**Task details:**
Below is a listing to write out in full, exactly as given, without its pictures.

### Input

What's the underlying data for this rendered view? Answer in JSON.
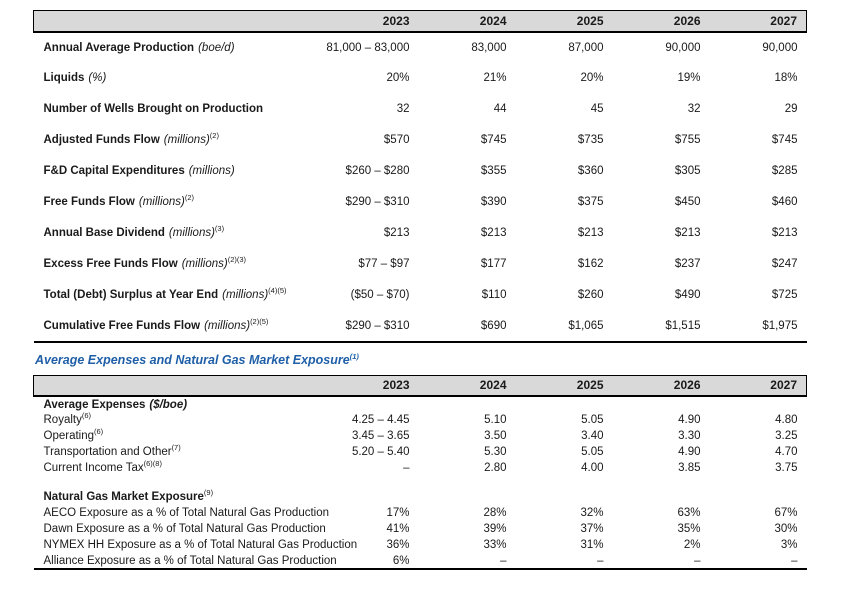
{
  "page": {
    "background": "#ffffff",
    "accent_blue": "#1f5fa8",
    "header_bg": "#d9d9d9"
  },
  "years": [
    "2023",
    "2024",
    "2025",
    "2026",
    "2027"
  ],
  "section_heading": {
    "text": "Average Expenses and Natural Gas Market Exposure",
    "sup": "(1)"
  },
  "production_table": {
    "rows": [
      {
        "label": "Annual Average Production",
        "note": "(boe/d)",
        "sup": "",
        "values": [
          "81,000 – 83,000",
          "83,000",
          "87,000",
          "90,000",
          "90,000"
        ]
      },
      {
        "label": "Liquids",
        "note": "(%)",
        "sup": "",
        "values": [
          "20%",
          "21%",
          "20%",
          "19%",
          "18%"
        ]
      },
      {
        "label": "Number of Wells Brought on Production",
        "note": "",
        "sup": "",
        "values": [
          "32",
          "44",
          "45",
          "32",
          "29"
        ]
      },
      {
        "label": "Adjusted Funds Flow",
        "note": "(millions)",
        "sup": "(2)",
        "values": [
          "$570",
          "$745",
          "$735",
          "$755",
          "$745"
        ]
      },
      {
        "label": "F&D Capital Expenditures",
        "note": "(millions)",
        "sup": "",
        "values": [
          "$260 – $280",
          "$355",
          "$360",
          "$305",
          "$285"
        ]
      },
      {
        "label": "Free Funds Flow",
        "note": "(millions)",
        "sup": "(2)",
        "values": [
          "$290 – $310",
          "$390",
          "$375",
          "$450",
          "$460"
        ]
      },
      {
        "label": "Annual Base Dividend",
        "note": "(millions)",
        "sup": "(3)",
        "values": [
          "$213",
          "$213",
          "$213",
          "$213",
          "$213"
        ]
      },
      {
        "label": "Excess Free Funds Flow",
        "note": "(millions)",
        "sup": "(2)(3)",
        "values": [
          "$77 – $97",
          "$177",
          "$162",
          "$237",
          "$247"
        ]
      },
      {
        "label": "Total (Debt) Surplus at Year End",
        "note": "(millions)",
        "sup": "(4)(5)",
        "values": [
          "($50 – $70)",
          "$110",
          "$260",
          "$490",
          "$725"
        ]
      },
      {
        "label": "Cumulative Free Funds Flow",
        "note": "(millions)",
        "sup": "(2)(5)",
        "values": [
          "$290 – $310",
          "$690",
          "$1,065",
          "$1,515",
          "$1,975"
        ]
      }
    ]
  },
  "expenses_table": {
    "sections": [
      {
        "header": "Average Expenses",
        "header_note": "($/boe)",
        "header_sup": "",
        "rows": [
          {
            "label": "Royalty",
            "sup": "(6)",
            "values": [
              "4.25 – 4.45",
              "5.10",
              "5.05",
              "4.90",
              "4.80"
            ]
          },
          {
            "label": "Operating",
            "sup": "(6)",
            "values": [
              "3.45 – 3.65",
              "3.50",
              "3.40",
              "3.30",
              "3.25"
            ]
          },
          {
            "label": "Transportation and Other",
            "sup": "(7)",
            "values": [
              "5.20 – 5.40",
              "5.30",
              "5.05",
              "4.90",
              "4.70"
            ]
          },
          {
            "label": "Current Income Tax",
            "sup": "(6)(8)",
            "values": [
              "–",
              "2.80",
              "4.00",
              "3.85",
              "3.75"
            ]
          }
        ]
      },
      {
        "header": "Natural Gas Market Exposure",
        "header_note": "",
        "header_sup": "(9)",
        "rows": [
          {
            "label": "AECO Exposure as a % of Total Natural Gas Production",
            "sup": "",
            "values": [
              "17%",
              "28%",
              "32%",
              "63%",
              "67%"
            ]
          },
          {
            "label": "Dawn Exposure as a % of Total Natural Gas Production",
            "sup": "",
            "values": [
              "41%",
              "39%",
              "37%",
              "35%",
              "30%"
            ]
          },
          {
            "label": "NYMEX HH Exposure as a % of Total Natural Gas Production",
            "sup": "",
            "values": [
              "36%",
              "33%",
              "31%",
              "2%",
              "3%"
            ]
          },
          {
            "label": "Alliance Exposure as a % of Total Natural Gas Production",
            "sup": "",
            "values": [
              "6%",
              "–",
              "–",
              "–",
              "–"
            ]
          }
        ]
      }
    ]
  }
}
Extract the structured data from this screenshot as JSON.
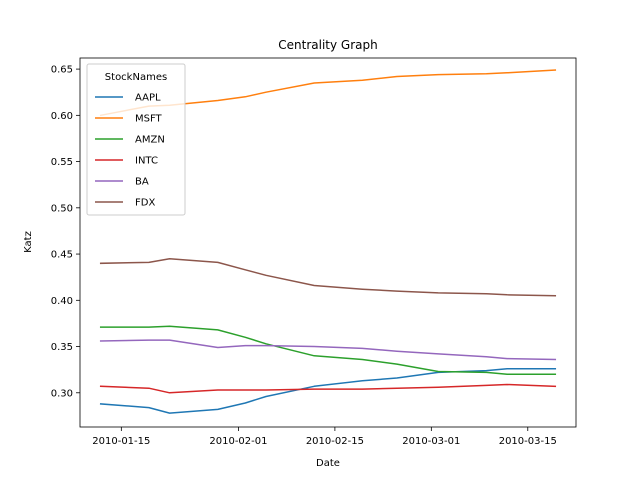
{
  "chart_data": {
    "type": "line",
    "title": "Centrality Graph",
    "xlabel": "Date",
    "ylabel": "Katz",
    "legend_title": "StockNames",
    "legend_position": "top-left",
    "grid": false,
    "x": [
      "2010-01-12",
      "2010-01-19",
      "2010-01-22",
      "2010-01-29",
      "2010-02-02",
      "2010-02-05",
      "2010-02-12",
      "2010-02-19",
      "2010-02-24",
      "2010-03-02",
      "2010-03-09",
      "2010-03-12",
      "2010-03-19"
    ],
    "xticks": [
      "2010-01-15",
      "2010-02-01",
      "2010-02-15",
      "2010-03-01",
      "2010-03-15"
    ],
    "xlim": [
      "2010-01-09",
      "2010-03-22"
    ],
    "yticks": [
      0.3,
      0.35,
      0.4,
      0.45,
      0.5,
      0.55,
      0.6,
      0.65
    ],
    "ytick_labels": [
      "0.30",
      "0.35",
      "0.40",
      "0.45",
      "0.50",
      "0.55",
      "0.60",
      "0.65"
    ],
    "ylim": [
      0.263,
      0.662
    ],
    "series": [
      {
        "name": "AAPL",
        "color": "#1f77b4",
        "values": [
          0.288,
          0.284,
          0.278,
          0.282,
          0.289,
          0.296,
          0.307,
          0.313,
          0.316,
          0.322,
          0.324,
          0.326,
          0.326
        ]
      },
      {
        "name": "MSFT",
        "color": "#ff7f0e",
        "values": [
          0.6,
          0.61,
          0.611,
          0.616,
          0.62,
          0.625,
          0.635,
          0.638,
          0.642,
          0.644,
          0.645,
          0.646,
          0.649
        ]
      },
      {
        "name": "AMZN",
        "color": "#2ca02c",
        "values": [
          0.371,
          0.371,
          0.372,
          0.368,
          0.36,
          0.353,
          0.34,
          0.336,
          0.331,
          0.323,
          0.322,
          0.32,
          0.32
        ]
      },
      {
        "name": "INTC",
        "color": "#d62728",
        "values": [
          0.307,
          0.305,
          0.3,
          0.303,
          0.303,
          0.303,
          0.304,
          0.304,
          0.305,
          0.306,
          0.308,
          0.309,
          0.307
        ]
      },
      {
        "name": "BA",
        "color": "#9467bd",
        "values": [
          0.356,
          0.357,
          0.357,
          0.349,
          0.351,
          0.351,
          0.35,
          0.348,
          0.345,
          0.342,
          0.339,
          0.337,
          0.336
        ]
      },
      {
        "name": "FDX",
        "color": "#8c564b",
        "values": [
          0.44,
          0.441,
          0.445,
          0.441,
          0.433,
          0.427,
          0.416,
          0.412,
          0.41,
          0.408,
          0.407,
          0.406,
          0.405
        ]
      }
    ]
  }
}
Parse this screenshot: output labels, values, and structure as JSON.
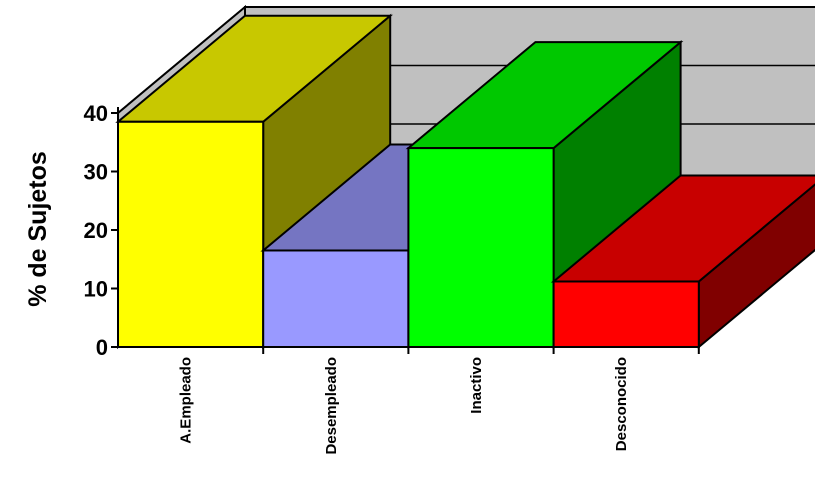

######

**Result of the task:**
What's the underlying data for this rendered view? Answer in JSON.
{
  "page": {
    "background": "#ffffff",
    "accent_blue": "#1f5fa8",
    "header_bg": "#d9d9d9"
  },
  "years": [
    "2023",
    "2024",
    "2025",
    "2026",
    "2027"
  ],
  "section_heading": {
    "text": "Average Expenses and Natural Gas Market Exposure",
    "sup": "(1)"
  },
  "production_table": {
    "rows": [
      {
        "label": "Annual Average Production",
        "note": "(boe/d)",
        "sup": "",
        "values": [
          "81,000 – 83,000",
          "83,000",
          "87,000",
          "90,000",
          "90,000"
        ]
      },
      {
        "label": "Liquids",
        "note": "(%)",
        "sup": "",
        "values": [
          "20%",
          "21%",
          "20%",
          "19%",
          "18%"
        ]
      },
      {
        "label": "Number of Wells Brought on Production",
        "note": "",
        "sup": "",
        "values": [
          "32",
          "44",
          "45",
          "32",
          "29"
        ]
      },
      {
        "label": "Adjusted Funds Flow",
        "note": "(millions)",
        "sup": "(2)",
        "values": [
          "$570",
          "$745",
          "$735",
          "$755",
          "$745"
        ]
      },
      {
        "label": "F&D Capital Expenditures",
        "note": "(millions)",
        "sup": "",
        "values": [
          "$260 – $280",
          "$355",
          "$360",
          "$305",
          "$285"
        ]
      },
      {
        "label": "Free Funds Flow",
        "note": "(millions)",
        "sup": "(2)",
        "values": [
          "$290 – $310",
          "$390",
          "$375",
          "$450",
          "$460"
        ]
      },
      {
        "label": "Annual Base Dividend",
        "note": "(millions)",
        "sup": "(3)",
        "values": [
          "$213",
          "$213",
          "$213",
          "$213",
          "$213"
        ]
      },
      {
        "label": "Excess Free Funds Flow",
        "note": "(millions)",
        "sup": "(2)(3)",
        "values": [
          "$77 – $97",
          "$177",
          "$162",
          "$237",
          "$247"
        ]
      },
      {
        "label": "Total (Debt) Surplus at Year End",
        "note": "(millions)",
        "sup": "(4)(5)",
        "values": [
          "($50 – $70)",
          "$110",
          "$260",
          "$490",
          "$725"
        ]
      },
      {
        "label": "Cumulative Free Funds Flow",
        "note": "(millions)",
        "sup": "(2)(5)",
        "values": [
          "$290 – $310",
          "$690",
          "$1,065",
          "$1,515",
          "$1,975"
        ]
      }
    ]
  },
  "expenses_table": {
    "sections": [
      {
        "header": "Average Expenses",
        "header_note": "($/boe)",
        "header_sup": "",
        "rows": [
          {
            "label": "Royalty",
            "sup": "(6)",
            "values": [
              "4.25 – 4.45",
              "5.10",
              "5.05",
              "4.90",
              "4.80"
            ]
          },
          {
            "label": "Operating",
            "sup": "(6)",
            "values": [
              "3.45 – 3.65",
              "3.50",
              "3.40",
              "3.30",
              "3.25"
            ]
          },
          {
            "label": "Transportation and Other",
            "sup": "(7)",
            "values": [
              "5.20 – 5.40",
              "5.30",
              "5.05",
              "4.90",
              "4.70"
            ]
          },
          {
            "label": "Current Income Tax",
            "sup": "(6)(8)",
            "values": [
              "–",
              "2.80",
              "4.00",
              "3.85",
              "3.75"
            ]
          }
        ]
      },
      {
        "header": "Natural Gas Market Exposure",
        "header_note": "",
        "header_sup": "(9)",
        "rows": [
          {
            "label": "AECO Exposure as a % of Total Natural Gas Production",
            "sup": "",
            "values": [
              "17%",
              "28%",
              "32%",
              "63%",
              "67%"
            ]
          },
          {
            "label": "Dawn Exposure as a % of Total Natural Gas Production",
            "sup": "",
            "values": [
              "41%",
              "39%",
              "37%",
              "35%",
              "30%"
            ]
          },
          {
            "label": "NYMEX HH Exposure as a % of Total Natural Gas Production",
            "sup": "",
            "values": [
              "36%",
              "33%",
              "31%",
              "2%",
              "3%"
            ]
          },
          {
            "label": "Alliance Exposure as a % of Total Natural Gas Production",
            "sup": "",
            "values": [
              "6%",
              "–",
              "–",
              "–",
              "–"
            ]
          }
        ]
      }
    ]
  }
}
Extract the structured data from this screenshot as JSON.
{
  "chart_data": {
    "type": "line",
    "title": "Centrality Graph",
    "xlabel": "Date",
    "ylabel": "Katz",
    "legend_title": "StockNames",
    "legend_position": "top-left",
    "grid": false,
    "x": [
      "2010-01-12",
      "2010-01-19",
      "2010-01-22",
      "2010-01-29",
      "2010-02-02",
      "2010-02-05",
      "2010-02-12",
      "2010-02-19",
      "2010-02-24",
      "2010-03-02",
      "2010-03-09",
      "2010-03-12",
      "2010-03-19"
    ],
    "xticks": [
      "2010-01-15",
      "2010-02-01",
      "2010-02-15",
      "2010-03-01",
      "2010-03-15"
    ],
    "xlim": [
      "2010-01-09",
      "2010-03-22"
    ],
    "yticks": [
      0.3,
      0.35,
      0.4,
      0.45,
      0.5,
      0.55,
      0.6,
      0.65
    ],
    "ytick_labels": [
      "0.30",
      "0.35",
      "0.40",
      "0.45",
      "0.50",
      "0.55",
      "0.60",
      "0.65"
    ],
    "ylim": [
      0.263,
      0.662
    ],
    "series": [
      {
        "name": "AAPL",
        "color": "#1f77b4",
        "values": [
          0.288,
          0.284,
          0.278,
          0.282,
          0.289,
          0.296,
          0.307,
          0.313,
          0.316,
          0.322,
          0.324,
          0.326,
          0.326
        ]
      },
      {
        "name": "MSFT",
        "color": "#ff7f0e",
        "values": [
          0.6,
          0.61,
          0.611,
          0.616,
          0.62,
          0.625,
          0.635,
          0.638,
          0.642,
          0.644,
          0.645,
          0.646,
          0.649
        ]
      },
      {
        "name": "AMZN",
        "color": "#2ca02c",
        "values": [
          0.371,
          0.371,
          0.372,
          0.368,
          0.36,
          0.353,
          0.34,
          0.336,
          0.331,
          0.323,
          0.322,
          0.32,
          0.32
        ]
      },
      {
        "name": "INTC",
        "color": "#d62728",
        "values": [
          0.307,
          0.305,
          0.3,
          0.303,
          0.303,
          0.303,
          0.304,
          0.304,
          0.305,
          0.306,
          0.308,
          0.309,
          0.307
        ]
      },
      {
        "name": "BA",
        "color": "#9467bd",
        "values": [
          0.356,
          0.357,
          0.357,
          0.349,
          0.351,
          0.351,
          0.35,
          0.348,
          0.345,
          0.342,
          0.339,
          0.337,
          0.336
        ]
      },
      {
        "name": "FDX",
        "color": "#8c564b",
        "values": [
          0.44,
          0.441,
          0.445,
          0.441,
          0.433,
          0.427,
          0.416,
          0.412,
          0.41,
          0.408,
          0.407,
          0.406,
          0.405
        ]
      }
    ]
  }
}
Parse this screenshot: output labels, values, and structure as JSON.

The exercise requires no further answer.